Short task:
List each line of the data that holds the string "Capital".

Dataset records
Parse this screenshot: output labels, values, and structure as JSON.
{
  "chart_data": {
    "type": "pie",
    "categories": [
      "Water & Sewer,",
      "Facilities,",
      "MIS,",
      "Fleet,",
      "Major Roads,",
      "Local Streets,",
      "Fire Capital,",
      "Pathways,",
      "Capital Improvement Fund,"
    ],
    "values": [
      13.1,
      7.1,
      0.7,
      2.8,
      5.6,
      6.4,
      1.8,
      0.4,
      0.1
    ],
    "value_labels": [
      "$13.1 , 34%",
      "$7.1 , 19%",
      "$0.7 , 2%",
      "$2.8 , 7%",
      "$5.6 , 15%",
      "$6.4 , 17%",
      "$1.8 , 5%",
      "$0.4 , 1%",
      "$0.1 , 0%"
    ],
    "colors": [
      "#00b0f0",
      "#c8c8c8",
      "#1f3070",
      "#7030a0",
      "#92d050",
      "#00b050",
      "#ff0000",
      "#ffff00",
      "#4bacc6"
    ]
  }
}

...

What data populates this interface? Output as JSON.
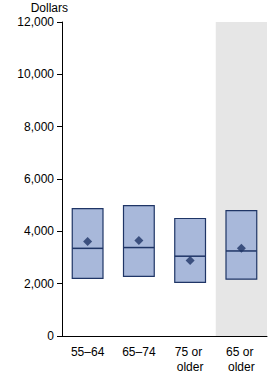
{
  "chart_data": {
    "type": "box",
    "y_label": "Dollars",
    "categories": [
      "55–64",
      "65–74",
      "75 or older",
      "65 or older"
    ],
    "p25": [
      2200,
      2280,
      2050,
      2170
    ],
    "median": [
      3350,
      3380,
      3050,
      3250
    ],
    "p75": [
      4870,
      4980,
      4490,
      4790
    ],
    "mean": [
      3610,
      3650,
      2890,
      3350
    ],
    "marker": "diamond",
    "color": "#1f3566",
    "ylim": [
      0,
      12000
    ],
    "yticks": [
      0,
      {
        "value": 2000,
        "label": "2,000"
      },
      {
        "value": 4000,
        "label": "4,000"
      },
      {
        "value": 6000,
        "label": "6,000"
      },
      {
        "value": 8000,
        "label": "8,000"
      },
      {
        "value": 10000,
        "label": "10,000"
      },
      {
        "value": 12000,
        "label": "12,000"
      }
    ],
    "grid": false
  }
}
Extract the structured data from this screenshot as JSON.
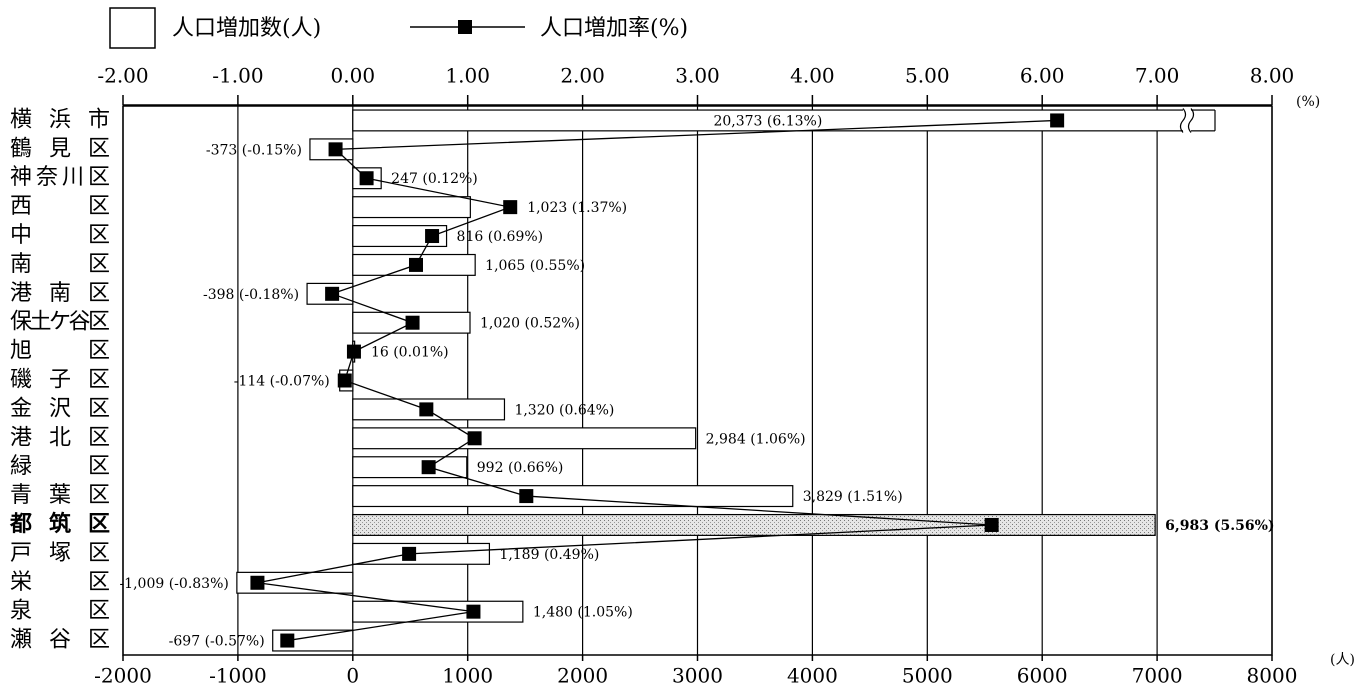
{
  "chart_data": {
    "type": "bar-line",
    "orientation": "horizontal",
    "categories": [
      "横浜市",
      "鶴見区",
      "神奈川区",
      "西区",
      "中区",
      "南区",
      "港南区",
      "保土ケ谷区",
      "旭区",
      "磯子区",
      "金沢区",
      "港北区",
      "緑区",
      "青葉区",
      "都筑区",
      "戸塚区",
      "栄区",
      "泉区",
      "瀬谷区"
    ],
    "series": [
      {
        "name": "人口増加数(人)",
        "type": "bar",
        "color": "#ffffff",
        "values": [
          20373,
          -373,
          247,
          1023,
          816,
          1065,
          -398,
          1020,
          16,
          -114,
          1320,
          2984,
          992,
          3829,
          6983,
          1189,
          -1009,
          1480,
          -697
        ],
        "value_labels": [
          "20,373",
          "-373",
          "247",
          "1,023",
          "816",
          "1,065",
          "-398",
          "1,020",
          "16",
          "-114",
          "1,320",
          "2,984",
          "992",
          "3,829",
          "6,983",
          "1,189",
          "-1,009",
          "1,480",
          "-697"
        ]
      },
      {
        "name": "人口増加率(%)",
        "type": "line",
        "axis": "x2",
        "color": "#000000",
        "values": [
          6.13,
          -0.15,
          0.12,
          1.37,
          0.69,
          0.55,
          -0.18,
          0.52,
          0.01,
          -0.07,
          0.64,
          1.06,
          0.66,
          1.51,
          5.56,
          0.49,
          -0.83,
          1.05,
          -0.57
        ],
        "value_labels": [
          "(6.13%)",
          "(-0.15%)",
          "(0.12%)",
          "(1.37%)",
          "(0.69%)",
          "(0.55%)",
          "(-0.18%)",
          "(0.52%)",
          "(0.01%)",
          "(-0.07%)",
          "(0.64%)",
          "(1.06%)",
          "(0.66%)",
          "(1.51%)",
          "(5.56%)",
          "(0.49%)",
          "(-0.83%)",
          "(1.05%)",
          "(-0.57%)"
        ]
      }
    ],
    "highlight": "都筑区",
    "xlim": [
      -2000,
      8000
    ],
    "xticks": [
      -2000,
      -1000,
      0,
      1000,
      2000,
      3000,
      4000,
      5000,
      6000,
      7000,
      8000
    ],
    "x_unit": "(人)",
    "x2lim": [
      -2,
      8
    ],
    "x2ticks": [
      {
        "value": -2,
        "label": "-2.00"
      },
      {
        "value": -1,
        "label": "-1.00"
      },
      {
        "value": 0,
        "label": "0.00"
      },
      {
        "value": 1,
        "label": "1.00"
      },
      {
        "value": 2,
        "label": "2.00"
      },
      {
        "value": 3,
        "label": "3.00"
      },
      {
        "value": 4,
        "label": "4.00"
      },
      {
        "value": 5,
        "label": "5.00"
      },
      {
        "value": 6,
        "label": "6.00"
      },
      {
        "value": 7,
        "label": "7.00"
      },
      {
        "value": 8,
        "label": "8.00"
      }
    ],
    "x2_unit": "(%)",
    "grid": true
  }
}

Solution to the exercise:
      "Fire Capital,",
      "Capital Improvement Fund,"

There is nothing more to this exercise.